* **Material provided**
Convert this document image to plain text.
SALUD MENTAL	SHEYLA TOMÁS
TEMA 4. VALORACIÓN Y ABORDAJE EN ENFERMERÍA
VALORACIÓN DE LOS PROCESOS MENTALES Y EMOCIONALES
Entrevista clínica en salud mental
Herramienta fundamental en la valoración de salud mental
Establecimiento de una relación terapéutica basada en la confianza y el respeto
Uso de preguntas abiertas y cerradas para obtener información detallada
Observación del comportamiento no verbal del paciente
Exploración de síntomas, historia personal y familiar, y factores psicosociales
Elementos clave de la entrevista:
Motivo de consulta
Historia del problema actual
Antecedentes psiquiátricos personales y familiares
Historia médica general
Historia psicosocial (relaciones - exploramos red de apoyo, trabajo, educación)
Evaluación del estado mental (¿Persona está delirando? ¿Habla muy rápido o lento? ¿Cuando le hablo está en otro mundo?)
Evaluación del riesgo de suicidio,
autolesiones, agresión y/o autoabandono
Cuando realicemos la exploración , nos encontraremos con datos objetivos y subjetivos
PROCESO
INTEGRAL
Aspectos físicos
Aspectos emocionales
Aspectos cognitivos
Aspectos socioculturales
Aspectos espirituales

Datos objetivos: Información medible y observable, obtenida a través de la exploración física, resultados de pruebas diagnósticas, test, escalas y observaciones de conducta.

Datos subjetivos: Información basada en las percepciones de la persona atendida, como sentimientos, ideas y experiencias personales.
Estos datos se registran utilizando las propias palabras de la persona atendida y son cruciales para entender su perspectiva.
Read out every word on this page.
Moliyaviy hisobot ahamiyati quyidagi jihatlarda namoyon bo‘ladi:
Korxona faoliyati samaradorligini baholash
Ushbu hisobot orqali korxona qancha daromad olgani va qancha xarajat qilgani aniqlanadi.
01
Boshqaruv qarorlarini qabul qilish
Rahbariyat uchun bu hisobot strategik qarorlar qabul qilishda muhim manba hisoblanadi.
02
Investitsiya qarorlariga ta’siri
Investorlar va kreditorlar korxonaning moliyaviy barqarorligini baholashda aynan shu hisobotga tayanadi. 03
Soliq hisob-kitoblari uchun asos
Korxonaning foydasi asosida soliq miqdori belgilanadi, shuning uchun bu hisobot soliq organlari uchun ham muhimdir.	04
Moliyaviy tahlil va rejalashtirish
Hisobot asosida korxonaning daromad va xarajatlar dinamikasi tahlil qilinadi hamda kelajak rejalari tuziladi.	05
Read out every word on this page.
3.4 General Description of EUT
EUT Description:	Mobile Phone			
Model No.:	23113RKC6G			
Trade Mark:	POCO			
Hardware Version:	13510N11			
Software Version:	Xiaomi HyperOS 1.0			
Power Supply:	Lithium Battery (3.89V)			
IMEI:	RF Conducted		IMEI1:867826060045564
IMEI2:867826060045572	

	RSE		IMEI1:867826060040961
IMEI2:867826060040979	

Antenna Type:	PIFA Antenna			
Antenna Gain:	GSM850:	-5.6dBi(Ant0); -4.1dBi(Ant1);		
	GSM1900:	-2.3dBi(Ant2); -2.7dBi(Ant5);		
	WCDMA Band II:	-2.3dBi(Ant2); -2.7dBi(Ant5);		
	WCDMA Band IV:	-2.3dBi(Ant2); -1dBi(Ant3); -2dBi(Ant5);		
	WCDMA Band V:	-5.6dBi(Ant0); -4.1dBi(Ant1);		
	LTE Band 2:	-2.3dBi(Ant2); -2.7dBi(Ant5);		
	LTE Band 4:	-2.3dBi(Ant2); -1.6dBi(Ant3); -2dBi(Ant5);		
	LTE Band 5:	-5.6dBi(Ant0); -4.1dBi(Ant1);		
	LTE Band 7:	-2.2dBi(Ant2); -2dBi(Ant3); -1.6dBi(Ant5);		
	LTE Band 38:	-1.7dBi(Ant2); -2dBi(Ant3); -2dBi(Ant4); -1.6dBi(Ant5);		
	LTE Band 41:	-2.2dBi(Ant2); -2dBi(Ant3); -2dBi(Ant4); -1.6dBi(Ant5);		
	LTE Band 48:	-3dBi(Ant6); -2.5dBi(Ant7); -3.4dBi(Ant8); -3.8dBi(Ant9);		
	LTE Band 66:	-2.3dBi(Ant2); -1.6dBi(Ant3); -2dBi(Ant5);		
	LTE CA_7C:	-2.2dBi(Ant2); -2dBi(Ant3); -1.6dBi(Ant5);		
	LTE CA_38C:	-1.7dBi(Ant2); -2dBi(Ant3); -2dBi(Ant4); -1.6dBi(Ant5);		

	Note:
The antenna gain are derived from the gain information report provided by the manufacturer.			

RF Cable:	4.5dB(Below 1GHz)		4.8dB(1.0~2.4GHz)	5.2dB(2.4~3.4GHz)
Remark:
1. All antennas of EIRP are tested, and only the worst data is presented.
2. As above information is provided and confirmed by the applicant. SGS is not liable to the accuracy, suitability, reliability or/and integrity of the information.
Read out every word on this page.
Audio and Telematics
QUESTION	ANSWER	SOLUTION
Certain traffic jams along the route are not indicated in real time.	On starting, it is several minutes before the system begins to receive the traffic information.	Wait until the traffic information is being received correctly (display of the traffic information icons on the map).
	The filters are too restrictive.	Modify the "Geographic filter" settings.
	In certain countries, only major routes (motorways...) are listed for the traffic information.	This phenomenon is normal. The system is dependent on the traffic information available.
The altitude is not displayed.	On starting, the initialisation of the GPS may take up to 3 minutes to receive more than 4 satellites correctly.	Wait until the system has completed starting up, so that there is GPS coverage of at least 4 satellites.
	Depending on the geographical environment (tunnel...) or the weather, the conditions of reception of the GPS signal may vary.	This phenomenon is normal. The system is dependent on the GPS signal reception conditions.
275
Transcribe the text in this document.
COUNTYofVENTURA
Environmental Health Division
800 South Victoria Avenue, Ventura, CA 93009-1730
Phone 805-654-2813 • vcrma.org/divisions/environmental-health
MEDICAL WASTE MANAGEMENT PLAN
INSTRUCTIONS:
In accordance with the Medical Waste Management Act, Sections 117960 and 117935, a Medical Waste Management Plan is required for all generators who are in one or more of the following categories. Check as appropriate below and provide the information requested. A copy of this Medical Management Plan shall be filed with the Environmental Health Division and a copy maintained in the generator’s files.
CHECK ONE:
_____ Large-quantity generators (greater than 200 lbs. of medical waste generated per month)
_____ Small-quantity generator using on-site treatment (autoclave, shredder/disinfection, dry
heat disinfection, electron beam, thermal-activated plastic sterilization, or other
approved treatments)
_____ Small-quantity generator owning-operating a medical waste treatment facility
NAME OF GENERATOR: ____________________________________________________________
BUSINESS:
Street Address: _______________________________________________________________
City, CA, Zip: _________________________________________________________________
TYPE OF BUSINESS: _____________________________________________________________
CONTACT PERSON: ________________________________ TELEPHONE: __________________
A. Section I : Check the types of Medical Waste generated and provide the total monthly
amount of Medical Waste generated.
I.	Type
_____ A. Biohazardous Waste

* **Your task**
All lines in the data that contain the word "only" should be copied.

* **Answer to the problem**
1. All antennas of EIRP are tested, and only the worst data is presented.
	In certain countries, only major routes (motorways...) are listed for the traffic information.	This phenomenon is normal. The system is dependent on the traffic information available.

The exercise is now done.